→ Set exercise
Each entry below is to be extracted exactly.

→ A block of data
※

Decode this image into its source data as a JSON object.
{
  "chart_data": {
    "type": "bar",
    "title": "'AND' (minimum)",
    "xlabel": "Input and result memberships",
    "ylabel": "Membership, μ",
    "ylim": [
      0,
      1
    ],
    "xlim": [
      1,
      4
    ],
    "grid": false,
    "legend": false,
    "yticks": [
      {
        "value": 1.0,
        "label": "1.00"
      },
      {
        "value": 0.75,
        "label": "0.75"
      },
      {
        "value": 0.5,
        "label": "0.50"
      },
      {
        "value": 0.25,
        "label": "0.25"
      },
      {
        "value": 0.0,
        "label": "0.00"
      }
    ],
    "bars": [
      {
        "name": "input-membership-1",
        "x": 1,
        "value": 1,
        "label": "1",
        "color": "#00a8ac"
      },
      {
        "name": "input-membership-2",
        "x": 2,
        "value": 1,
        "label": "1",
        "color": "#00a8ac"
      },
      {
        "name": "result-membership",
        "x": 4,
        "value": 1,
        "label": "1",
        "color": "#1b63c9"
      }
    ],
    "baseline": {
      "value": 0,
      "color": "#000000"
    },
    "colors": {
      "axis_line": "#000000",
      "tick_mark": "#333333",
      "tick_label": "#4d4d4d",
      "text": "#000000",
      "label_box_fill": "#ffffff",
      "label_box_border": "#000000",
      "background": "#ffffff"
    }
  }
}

※

→ Solution
Decode this image into its source data as a JSON object.
{
  "chart_data": {
    "type": "bar",
    "title": "'AND' (minimum)",
    "xlabel": "Input and result memberships",
    "ylabel": "Membership, μ",
    "ylim": [
      0,
      1
    ],
    "xlim": [
      1,
      4
    ],
    "grid": false,
    "legend": false,
    "yticks": [
      {
        "value": 1.0,
        "label": "1.00"
      },
      {
        "value": 0.75,
        "label": "0.75"
      },
      {
        "value": 0.5,
        "label": "0.50"
      },
      {
        "value": 0.25,
        "label": "0.25"
      },
      {
        "value": 0.0,
        "label": "0.00"
      }
    ],
    "bars": [
      {
        "name": "input-membership-1",
        "x": 1,
        "value": 1,
        "label": "1",
        "color": "#00a8ac"
      },
      {
        "name": "input-membership-2",
        "x": 2,
        "value": 1,
        "label": "1",
        "color": "#00a8ac"
      },
      {
        "name": "result-membership",
        "x": 4,
        "value": 1,
        "label": "1",
        "color": "#1b63c9"
      }
    ],
    "baseline": {
      "value": 0,
      "color": "#000000"
    },
    "colors": {
      "axis_line": "#000000",
      "tick_mark": "#333333",
      "tick_label": "#4d4d4d",
      "text": "#000000",
      "label_box_fill": "#ffffff",
      "label_box_border": "#000000",
      "background": "#ffffff"
    }
  }
}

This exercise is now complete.